• DATA ENTRIES:
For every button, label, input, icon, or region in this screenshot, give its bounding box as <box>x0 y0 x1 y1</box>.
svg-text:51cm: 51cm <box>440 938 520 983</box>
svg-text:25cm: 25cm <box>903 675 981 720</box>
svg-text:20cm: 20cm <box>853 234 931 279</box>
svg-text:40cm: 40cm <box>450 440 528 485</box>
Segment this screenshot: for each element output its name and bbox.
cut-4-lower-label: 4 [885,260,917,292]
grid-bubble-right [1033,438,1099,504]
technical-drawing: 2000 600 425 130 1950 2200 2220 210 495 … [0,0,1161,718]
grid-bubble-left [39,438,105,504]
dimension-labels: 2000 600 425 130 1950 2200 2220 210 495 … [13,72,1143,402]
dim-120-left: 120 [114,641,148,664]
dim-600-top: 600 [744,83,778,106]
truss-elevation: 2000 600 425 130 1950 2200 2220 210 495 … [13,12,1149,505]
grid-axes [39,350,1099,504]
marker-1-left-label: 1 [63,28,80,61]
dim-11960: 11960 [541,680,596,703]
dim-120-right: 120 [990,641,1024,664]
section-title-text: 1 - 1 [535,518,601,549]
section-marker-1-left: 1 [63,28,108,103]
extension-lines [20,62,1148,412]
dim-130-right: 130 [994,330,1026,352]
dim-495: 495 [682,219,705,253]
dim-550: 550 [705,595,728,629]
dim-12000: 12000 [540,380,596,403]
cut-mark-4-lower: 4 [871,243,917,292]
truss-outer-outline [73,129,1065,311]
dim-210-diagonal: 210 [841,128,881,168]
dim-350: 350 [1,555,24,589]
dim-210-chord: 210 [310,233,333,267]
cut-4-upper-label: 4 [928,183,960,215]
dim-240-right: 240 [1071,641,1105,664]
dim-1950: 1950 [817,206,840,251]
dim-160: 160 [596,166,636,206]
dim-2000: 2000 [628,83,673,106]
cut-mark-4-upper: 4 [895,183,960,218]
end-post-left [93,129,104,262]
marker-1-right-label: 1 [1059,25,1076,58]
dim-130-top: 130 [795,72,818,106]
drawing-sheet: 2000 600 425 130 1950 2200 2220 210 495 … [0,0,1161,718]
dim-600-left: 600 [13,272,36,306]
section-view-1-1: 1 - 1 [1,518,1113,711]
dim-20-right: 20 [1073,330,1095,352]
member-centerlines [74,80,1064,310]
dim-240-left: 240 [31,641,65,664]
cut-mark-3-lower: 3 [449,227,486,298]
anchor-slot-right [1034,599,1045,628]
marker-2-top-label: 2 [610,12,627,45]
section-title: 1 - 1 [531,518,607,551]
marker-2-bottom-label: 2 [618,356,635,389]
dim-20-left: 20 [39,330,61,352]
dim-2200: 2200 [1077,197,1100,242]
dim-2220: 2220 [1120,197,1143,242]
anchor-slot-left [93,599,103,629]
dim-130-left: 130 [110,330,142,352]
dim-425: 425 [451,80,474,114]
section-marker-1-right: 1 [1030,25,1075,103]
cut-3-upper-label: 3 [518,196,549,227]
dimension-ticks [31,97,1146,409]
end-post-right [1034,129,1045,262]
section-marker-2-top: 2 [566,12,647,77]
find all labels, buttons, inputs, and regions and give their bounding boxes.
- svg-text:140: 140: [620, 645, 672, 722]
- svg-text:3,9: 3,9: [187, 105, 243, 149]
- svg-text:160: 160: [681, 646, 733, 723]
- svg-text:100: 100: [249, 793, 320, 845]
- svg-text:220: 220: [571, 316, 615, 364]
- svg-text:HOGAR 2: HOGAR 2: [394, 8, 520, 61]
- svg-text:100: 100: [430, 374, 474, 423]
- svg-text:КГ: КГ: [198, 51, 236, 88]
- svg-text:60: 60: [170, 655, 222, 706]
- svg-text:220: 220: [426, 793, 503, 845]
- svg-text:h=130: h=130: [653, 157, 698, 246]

• TASK: Copy the material above line for line, without changing anything.

• SOLUTION FOR THIS PROBLEM:
For every button, label, input, icon, or region in this screenshot, give its bounding box as <box>x0 y0 x1 y1</box>.
svg-text:51cm: 51cm <box>440 938 520 983</box>
svg-text:25cm: 25cm <box>903 675 981 720</box>
svg-text:20cm: 20cm <box>853 234 931 279</box>
svg-text:40cm: 40cm <box>450 440 528 485</box>
Segment this screenshot: for each element output its name and bbox.
cut-4-lower-label: 4 [885,260,917,292]
grid-bubble-right [1033,438,1099,504]
technical-drawing: 2000 600 425 130 1950 2200 2220 210 495 … [0,0,1161,718]
grid-bubble-left [39,438,105,504]
dimension-labels: 2000 600 425 130 1950 2200 2220 210 495 … [13,72,1143,402]
dim-120-left: 120 [114,641,148,664]
dim-600-top: 600 [744,83,778,106]
truss-elevation: 2000 600 425 130 1950 2200 2220 210 495 … [13,12,1149,505]
grid-axes [39,350,1099,504]
marker-1-left-label: 1 [63,28,80,61]
dim-11960: 11960 [541,680,596,703]
dim-120-right: 120 [990,641,1024,664]
section-title-text: 1 - 1 [535,518,601,549]
section-marker-1-left: 1 [63,28,108,103]
extension-lines [20,62,1148,412]
dim-130-right: 130 [994,330,1026,352]
dim-495: 495 [682,219,705,253]
dim-550: 550 [705,595,728,629]
dim-12000: 12000 [540,380,596,403]
cut-mark-4-lower: 4 [871,243,917,292]
truss-outer-outline [73,129,1065,311]
dim-210-diagonal: 210 [841,128,881,168]
dim-350: 350 [1,555,24,589]
dim-210-chord: 210 [310,233,333,267]
cut-4-upper-label: 4 [928,183,960,215]
dim-240-right: 240 [1071,641,1105,664]
dim-1950: 1950 [817,206,840,251]
dim-160: 160 [596,166,636,206]
dim-2000: 2000 [628,83,673,106]
cut-mark-4-upper: 4 [895,183,960,218]
end-post-left [93,129,104,262]
marker-1-right-label: 1 [1059,25,1076,58]
dim-130-top: 130 [795,72,818,106]
drawing-sheet: 2000 600 425 130 1950 2200 2220 210 495 … [0,0,1161,718]
dim-600-left: 600 [13,272,36,306]
section-view-1-1: 1 - 1 [1,518,1113,711]
dim-20-right: 20 [1073,330,1095,352]
member-centerlines [74,80,1064,310]
dim-240-left: 240 [31,641,65,664]
cut-mark-3-lower: 3 [449,227,486,298]
anchor-slot-right [1034,599,1045,628]
marker-2-top-label: 2 [610,12,627,45]
section-title: 1 - 1 [531,518,607,551]
marker-2-bottom-label: 2 [618,356,635,389]
dim-20-left: 20 [39,330,61,352]
dim-2200: 2200 [1077,197,1100,242]
dim-2220: 2220 [1120,197,1143,242]
anchor-slot-left [93,599,103,629]
dim-130-left: 130 [110,330,142,352]
dim-425: 425 [451,80,474,114]
section-marker-1-right: 1 [1030,25,1075,103]
cut-3-upper-label: 3 [518,196,549,227]
dimension-ticks [31,97,1146,409]
end-post-right [1034,129,1045,262]
section-marker-2-top: 2 [566,12,647,77]
find all labels, buttons, inputs, and regions and give their bounding boxes.
- svg-text:140: 140: [620, 645, 672, 722]
- svg-text:3,9: 3,9: [187, 105, 243, 149]
- svg-text:160: 160: [681, 646, 733, 723]
- svg-text:100: 100: [249, 793, 320, 845]
- svg-text:220: 220: [571, 316, 615, 364]
- svg-text:HOGAR 2: HOGAR 2: [394, 8, 520, 61]
- svg-text:100: 100: [430, 374, 474, 423]
- svg-text:КГ: КГ: [198, 51, 236, 88]
- svg-text:60: 60: [170, 655, 222, 706]
- svg-text:220: 220: [426, 793, 503, 845]
- svg-text:h=130: h=130: [653, 157, 698, 246]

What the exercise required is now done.